Stated goal => Output every line below without omitting or altering anything.

(Some records)
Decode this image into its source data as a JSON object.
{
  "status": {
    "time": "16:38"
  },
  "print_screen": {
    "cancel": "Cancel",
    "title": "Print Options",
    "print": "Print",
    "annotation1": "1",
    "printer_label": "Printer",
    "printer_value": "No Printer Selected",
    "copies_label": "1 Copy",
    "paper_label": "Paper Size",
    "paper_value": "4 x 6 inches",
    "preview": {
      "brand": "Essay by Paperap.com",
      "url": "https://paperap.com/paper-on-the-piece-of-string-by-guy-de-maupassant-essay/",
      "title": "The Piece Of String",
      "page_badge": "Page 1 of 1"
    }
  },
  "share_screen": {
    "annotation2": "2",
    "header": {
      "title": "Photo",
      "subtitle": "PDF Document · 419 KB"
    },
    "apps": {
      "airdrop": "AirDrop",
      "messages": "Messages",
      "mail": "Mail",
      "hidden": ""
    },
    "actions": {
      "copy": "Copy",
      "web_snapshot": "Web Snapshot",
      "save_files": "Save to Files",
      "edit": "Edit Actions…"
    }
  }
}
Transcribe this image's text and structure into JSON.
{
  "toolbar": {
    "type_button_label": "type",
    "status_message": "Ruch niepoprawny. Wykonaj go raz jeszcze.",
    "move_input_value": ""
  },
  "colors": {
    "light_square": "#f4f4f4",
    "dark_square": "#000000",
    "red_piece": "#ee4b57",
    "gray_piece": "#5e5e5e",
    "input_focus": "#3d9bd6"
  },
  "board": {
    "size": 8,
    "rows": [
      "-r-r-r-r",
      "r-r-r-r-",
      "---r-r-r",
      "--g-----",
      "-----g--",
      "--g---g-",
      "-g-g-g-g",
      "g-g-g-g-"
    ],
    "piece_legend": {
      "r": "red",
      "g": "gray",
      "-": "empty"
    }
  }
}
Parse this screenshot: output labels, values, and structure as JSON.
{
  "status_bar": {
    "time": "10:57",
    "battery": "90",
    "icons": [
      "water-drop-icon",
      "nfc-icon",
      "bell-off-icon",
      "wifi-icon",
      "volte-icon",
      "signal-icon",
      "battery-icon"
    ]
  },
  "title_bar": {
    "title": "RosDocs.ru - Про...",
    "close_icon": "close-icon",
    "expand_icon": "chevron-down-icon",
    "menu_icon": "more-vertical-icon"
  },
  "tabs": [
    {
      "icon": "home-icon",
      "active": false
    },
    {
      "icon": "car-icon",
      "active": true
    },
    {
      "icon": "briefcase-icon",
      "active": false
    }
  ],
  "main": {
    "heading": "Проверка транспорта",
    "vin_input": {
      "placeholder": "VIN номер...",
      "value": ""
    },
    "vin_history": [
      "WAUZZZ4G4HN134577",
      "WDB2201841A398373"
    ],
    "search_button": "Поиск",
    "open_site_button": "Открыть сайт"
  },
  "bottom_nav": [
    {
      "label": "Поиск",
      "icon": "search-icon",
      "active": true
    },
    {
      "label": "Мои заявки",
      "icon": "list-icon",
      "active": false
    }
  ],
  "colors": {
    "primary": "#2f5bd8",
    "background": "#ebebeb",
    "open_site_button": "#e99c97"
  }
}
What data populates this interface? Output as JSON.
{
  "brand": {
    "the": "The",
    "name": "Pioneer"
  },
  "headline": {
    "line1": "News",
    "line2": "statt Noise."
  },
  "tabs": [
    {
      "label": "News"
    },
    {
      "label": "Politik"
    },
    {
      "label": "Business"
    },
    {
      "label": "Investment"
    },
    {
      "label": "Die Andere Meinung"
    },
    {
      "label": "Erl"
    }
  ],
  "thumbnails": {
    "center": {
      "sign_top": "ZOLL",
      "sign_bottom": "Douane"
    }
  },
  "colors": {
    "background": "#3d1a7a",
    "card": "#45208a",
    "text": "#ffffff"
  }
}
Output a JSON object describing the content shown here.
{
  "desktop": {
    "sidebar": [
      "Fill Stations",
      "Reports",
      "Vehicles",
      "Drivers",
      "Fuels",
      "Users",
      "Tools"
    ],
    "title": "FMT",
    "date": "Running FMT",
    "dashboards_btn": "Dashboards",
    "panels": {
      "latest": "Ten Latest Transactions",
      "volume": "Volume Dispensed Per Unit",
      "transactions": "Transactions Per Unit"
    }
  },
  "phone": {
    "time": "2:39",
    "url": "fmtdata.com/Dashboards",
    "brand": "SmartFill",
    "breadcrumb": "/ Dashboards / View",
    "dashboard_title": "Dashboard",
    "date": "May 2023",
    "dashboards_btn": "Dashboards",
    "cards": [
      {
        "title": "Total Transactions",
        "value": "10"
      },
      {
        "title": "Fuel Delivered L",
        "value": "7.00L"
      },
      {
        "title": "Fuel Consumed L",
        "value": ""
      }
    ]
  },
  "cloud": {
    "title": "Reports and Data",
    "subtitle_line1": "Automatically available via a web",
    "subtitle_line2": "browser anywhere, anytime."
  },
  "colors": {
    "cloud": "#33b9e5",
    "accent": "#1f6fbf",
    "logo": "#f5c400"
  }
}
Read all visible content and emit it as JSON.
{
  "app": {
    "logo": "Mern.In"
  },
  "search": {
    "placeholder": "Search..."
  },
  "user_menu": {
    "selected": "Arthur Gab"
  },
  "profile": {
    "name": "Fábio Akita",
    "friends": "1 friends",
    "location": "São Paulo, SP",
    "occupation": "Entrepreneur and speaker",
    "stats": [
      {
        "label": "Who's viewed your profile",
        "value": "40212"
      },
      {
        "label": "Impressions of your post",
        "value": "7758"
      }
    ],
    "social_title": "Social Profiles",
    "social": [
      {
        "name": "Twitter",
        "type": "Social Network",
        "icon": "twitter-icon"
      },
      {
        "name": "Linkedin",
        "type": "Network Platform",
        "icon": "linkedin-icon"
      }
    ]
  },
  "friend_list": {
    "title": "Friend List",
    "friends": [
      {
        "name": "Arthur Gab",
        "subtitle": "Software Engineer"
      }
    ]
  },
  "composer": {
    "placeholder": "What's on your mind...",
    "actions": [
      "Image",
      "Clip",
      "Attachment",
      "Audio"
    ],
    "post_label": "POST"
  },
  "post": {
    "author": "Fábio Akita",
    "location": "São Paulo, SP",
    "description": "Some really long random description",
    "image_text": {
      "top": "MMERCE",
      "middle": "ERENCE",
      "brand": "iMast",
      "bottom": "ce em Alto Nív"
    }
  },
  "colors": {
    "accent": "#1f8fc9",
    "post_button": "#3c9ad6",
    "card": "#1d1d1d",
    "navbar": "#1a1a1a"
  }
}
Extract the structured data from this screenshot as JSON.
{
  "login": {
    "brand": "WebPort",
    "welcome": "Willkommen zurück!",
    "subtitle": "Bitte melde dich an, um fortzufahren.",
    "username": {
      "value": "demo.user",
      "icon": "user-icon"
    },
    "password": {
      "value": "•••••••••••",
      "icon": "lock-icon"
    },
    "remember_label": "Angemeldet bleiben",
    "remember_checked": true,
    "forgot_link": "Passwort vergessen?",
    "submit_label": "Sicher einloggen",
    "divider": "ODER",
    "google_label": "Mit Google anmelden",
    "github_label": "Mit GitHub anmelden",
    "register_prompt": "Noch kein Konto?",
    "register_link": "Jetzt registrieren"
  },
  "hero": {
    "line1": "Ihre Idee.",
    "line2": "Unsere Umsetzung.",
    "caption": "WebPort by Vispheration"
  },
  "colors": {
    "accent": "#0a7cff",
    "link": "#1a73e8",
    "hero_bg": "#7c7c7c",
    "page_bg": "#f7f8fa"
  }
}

Complete output =>
Decode this image into its source data as a JSON object.
{
  "status": {
    "time": "16:38"
  },
  "print_screen": {
    "cancel": "Cancel",
    "title": "Print Options",
    "print": "Print",
    "annotation1": "1",
    "printer_label": "Printer",
    "printer_value": "No Printer Selected",
    "copies_label": "1 Copy",
    "paper_label": "Paper Size",
    "paper_value": "4 x 6 inches",
    "preview": {
      "brand": "Essay by Paperap.com",
      "url": "https://paperap.com/paper-on-the-piece-of-string-by-guy-de-maupassant-essay/",
      "title": "The Piece Of String",
      "page_badge": "Page 1 of 1"
    }
  },
  "share_screen": {
    "annotation2": "2",
    "header": {
      "title": "Photo",
      "subtitle": "PDF Document · 419 KB"
    },
    "apps": {
      "airdrop": "AirDrop",
      "messages": "Messages",
      "mail": "Mail",
      "hidden": ""
    },
    "actions": {
      "copy": "Copy",
      "web_snapshot": "Web Snapshot",
      "save_files": "Save to Files",
      "edit": "Edit Actions…"
    }
  }
}
Transcribe this image's text and structure into JSON.
{
  "toolbar": {
    "type_button_label": "type",
    "status_message": "Ruch niepoprawny. Wykonaj go raz jeszcze.",
    "move_input_value": ""
  },
  "colors": {
    "light_square": "#f4f4f4",
    "dark_square": "#000000",
    "red_piece": "#ee4b57",
    "gray_piece": "#5e5e5e",
    "input_focus": "#3d9bd6"
  },
  "board": {
    "size": 8,
    "rows": [
      "-r-r-r-r",
      "r-r-r-r-",
      "---r-r-r",
      "--g-----",
      "-----g--",
      "--g---g-",
      "-g-g-g-g",
      "g-g-g-g-"
    ],
    "piece_legend": {
      "r": "red",
      "g": "gray",
      "-": "empty"
    }
  }
}
Parse this screenshot: output labels, values, and structure as JSON.
{
  "status_bar": {
    "time": "10:57",
    "battery": "90",
    "icons": [
      "water-drop-icon",
      "nfc-icon",
      "bell-off-icon",
      "wifi-icon",
      "volte-icon",
      "signal-icon",
      "battery-icon"
    ]
  },
  "title_bar": {
    "title": "RosDocs.ru - Про...",
    "close_icon": "close-icon",
    "expand_icon": "chevron-down-icon",
    "menu_icon": "more-vertical-icon"
  },
  "tabs": [
    {
      "icon": "home-icon",
      "active": false
    },
    {
      "icon": "car-icon",
      "active": true
    },
    {
      "icon": "briefcase-icon",
      "active": false
    }
  ],
  "main": {
    "heading": "Проверка транспорта",
    "vin_input": {
      "placeholder": "VIN номер...",
      "value": ""
    },
    "vin_history": [
      "WAUZZZ4G4HN134577",
      "WDB2201841A398373"
    ],
    "search_button": "Поиск",
    "open_site_button": "Открыть сайт"
  },
  "bottom_nav": [
    {
      "label": "Поиск",
      "icon": "search-icon",
      "active": true
    },
    {
      "label": "Мои заявки",
      "icon": "list-icon",
      "active": false
    }
  ],
  "colors": {
    "primary": "#2f5bd8",
    "background": "#ebebeb",
    "open_site_button": "#e99c97"
  }
}
What data populates this interface? Output as JSON.
{
  "brand": {
    "the": "The",
    "name": "Pioneer"
  },
  "headline": {
    "line1": "News",
    "line2": "statt Noise."
  },
  "tabs": [
    {
      "label": "News"
    },
    {
      "label": "Politik"
    },
    {
      "label": "Business"
    },
    {
      "label": "Investment"
    },
    {
      "label": "Die Andere Meinung"
    },
    {
      "label": "Erl"
    }
  ],
  "thumbnails": {
    "center": {
      "sign_top": "ZOLL",
      "sign_bottom": "Douane"
    }
  },
  "colors": {
    "background": "#3d1a7a",
    "card": "#45208a",
    "text": "#ffffff"
  }
}
Output a JSON object describing the content shown here.
{
  "desktop": {
    "sidebar": [
      "Fill Stations",
      "Reports",
      "Vehicles",
      "Drivers",
      "Fuels",
      "Users",
      "Tools"
    ],
    "title": "FMT",
    "date": "Running FMT",
    "dashboards_btn": "Dashboards",
    "panels": {
      "latest": "Ten Latest Transactions",
      "volume": "Volume Dispensed Per Unit",
      "transactions": "Transactions Per Unit"
    }
  },
  "phone": {
    "time": "2:39",
    "url": "fmtdata.com/Dashboards",
    "brand": "SmartFill",
    "breadcrumb": "/ Dashboards / View",
    "dashboard_title": "Dashboard",
    "date": "May 2023",
    "dashboards_btn": "Dashboards",
    "cards": [
      {
        "title": "Total Transactions",
        "value": "10"
      },
      {
        "title": "Fuel Delivered L",
        "value": "7.00L"
      },
      {
        "title": "Fuel Consumed L",
        "value": ""
      }
    ]
  },
  "cloud": {
    "title": "Reports and Data",
    "subtitle_line1": "Automatically available via a web",
    "subtitle_line2": "browser anywhere, anytime."
  },
  "colors": {
    "cloud": "#33b9e5",
    "accent": "#1f6fbf",
    "logo": "#f5c400"
  }
}
Read all visible content and emit it as JSON.
{
  "app": {
    "logo": "Mern.In"
  },
  "search": {
    "placeholder": "Search..."
  },
  "user_menu": {
    "selected": "Arthur Gab"
  },
  "profile": {
    "name": "Fábio Akita",
    "friends": "1 friends",
    "location": "São Paulo, SP",
    "occupation": "Entrepreneur and speaker",
    "stats": [
      {
        "label": "Who's viewed your profile",
        "value": "40212"
      },
      {
        "label": "Impressions of your post",
        "value": "7758"
      }
    ],
    "social_title": "Social Profiles",
    "social": [
      {
        "name": "Twitter",
        "type": "Social Network",
        "icon": "twitter-icon"
      },
      {
        "name": "Linkedin",
        "type": "Network Platform",
        "icon": "linkedin-icon"
      }
    ]
  },
  "friend_list": {
    "title": "Friend List",
    "friends": [
      {
        "name": "Arthur Gab",
        "subtitle": "Software Engineer"
      }
    ]
  },
  "composer": {
    "placeholder": "What's on your mind...",
    "actions": [
      "Image",
      "Clip",
      "Attachment",
      "Audio"
    ],
    "post_label": "POST"
  },
  "post": {
    "author": "Fábio Akita",
    "location": "São Paulo, SP",
    "description": "Some really long random description",
    "image_text": {
      "top": "MMERCE",
      "middle": "ERENCE",
      "brand": "iMast",
      "bottom": "ce em Alto Nív"
    }
  },
  "colors": {
    "accent": "#1f8fc9",
    "post_button": "#3c9ad6",
    "card": "#1d1d1d",
    "navbar": "#1a1a1a"
  }
}
Extract the structured data from this screenshot as JSON.
{
  "login": {
    "brand": "WebPort",
    "welcome": "Willkommen zurück!",
    "subtitle": "Bitte melde dich an, um fortzufahren.",
    "username": {
      "value": "demo.user",
      "icon": "user-icon"
    },
    "password": {
      "value": "•••••••••••",
      "icon": "lock-icon"
    },
    "remember_label": "Angemeldet bleiben",
    "remember_checked": true,
    "forgot_link": "Passwort vergessen?",
    "submit_label": "Sicher einloggen",
    "divider": "ODER",
    "google_label": "Mit Google anmelden",
    "github_label": "Mit GitHub anmelden",
    "register_prompt": "Noch kein Konto?",
    "register_link": "Jetzt registrieren"
  },
  "hero": {
    "line1": "Ihre Idee.",
    "line2": "Unsere Umsetzung.",
    "caption": "WebPort by Vispheration"
  },
  "colors": {
    "accent": "#0a7cff",
    "link": "#1a73e8",
    "hero_bg": "#7c7c7c",
    "page_bg": "#f7f8fa"
  }
}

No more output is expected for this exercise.